[Dataset extract]
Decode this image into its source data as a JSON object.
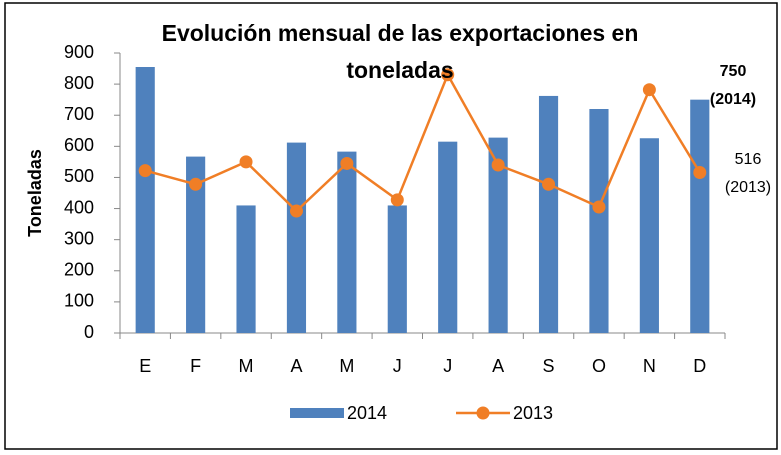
{
  "chart_data": {
    "type": "combo",
    "title": "Evolución mensual de las exportaciones en toneladas",
    "ylabel": "Toneladas",
    "categories": [
      "E",
      "F",
      "M",
      "A",
      "M",
      "J",
      "J",
      "A",
      "S",
      "O",
      "N",
      "D"
    ],
    "series": [
      {
        "name": "2014",
        "type": "bar",
        "color": "#4f81bd",
        "values": [
          855,
          567,
          410,
          612,
          583,
          410,
          615,
          628,
          762,
          720,
          626,
          750
        ]
      },
      {
        "name": "2013",
        "type": "line",
        "color": "#f07e26",
        "values": [
          522,
          478,
          550,
          392,
          545,
          428,
          830,
          540,
          478,
          405,
          782,
          516
        ]
      }
    ],
    "ylim": [
      0,
      900
    ],
    "yticks": [
      0,
      100,
      200,
      300,
      400,
      500,
      600,
      700,
      800,
      900
    ],
    "grid": false,
    "legend": "bottom",
    "annotations": [
      {
        "lines": [
          "750",
          "(2014)"
        ],
        "bold": true
      },
      {
        "lines": [
          "516",
          "(2013)"
        ],
        "bold": false
      }
    ]
  }
}
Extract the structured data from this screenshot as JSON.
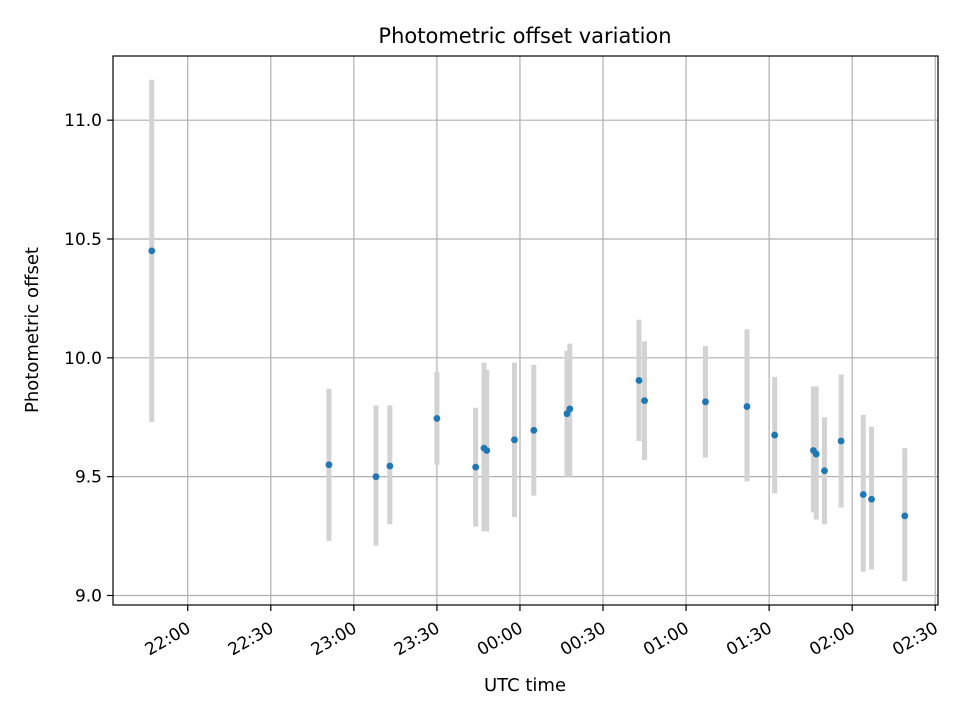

[What you need to do] What comes back should match the records exactly, minus any pictures.

[Problem solution]
Decode this image into its source data as a JSON object.
{
  "chart_data": {
    "type": "combo",
    "title": "Evolución mensual de las exportaciones en toneladas",
    "ylabel": "Toneladas",
    "categories": [
      "E",
      "F",
      "M",
      "A",
      "M",
      "J",
      "J",
      "A",
      "S",
      "O",
      "N",
      "D"
    ],
    "series": [
      {
        "name": "2014",
        "type": "bar",
        "color": "#4f81bd",
        "values": [
          855,
          567,
          410,
          612,
          583,
          410,
          615,
          628,
          762,
          720,
          626,
          750
        ]
      },
      {
        "name": "2013",
        "type": "line",
        "color": "#f07e26",
        "values": [
          522,
          478,
          550,
          392,
          545,
          428,
          830,
          540,
          478,
          405,
          782,
          516
        ]
      }
    ],
    "ylim": [
      0,
      900
    ],
    "yticks": [
      0,
      100,
      200,
      300,
      400,
      500,
      600,
      700,
      800,
      900
    ],
    "grid": false,
    "legend": "bottom",
    "annotations": [
      {
        "lines": [
          "750",
          "(2014)"
        ],
        "bold": true
      },
      {
        "lines": [
          "516",
          "(2013)"
        ],
        "bold": false
      }
    ]
  }
}
Extract the structured data from this screenshot as JSON.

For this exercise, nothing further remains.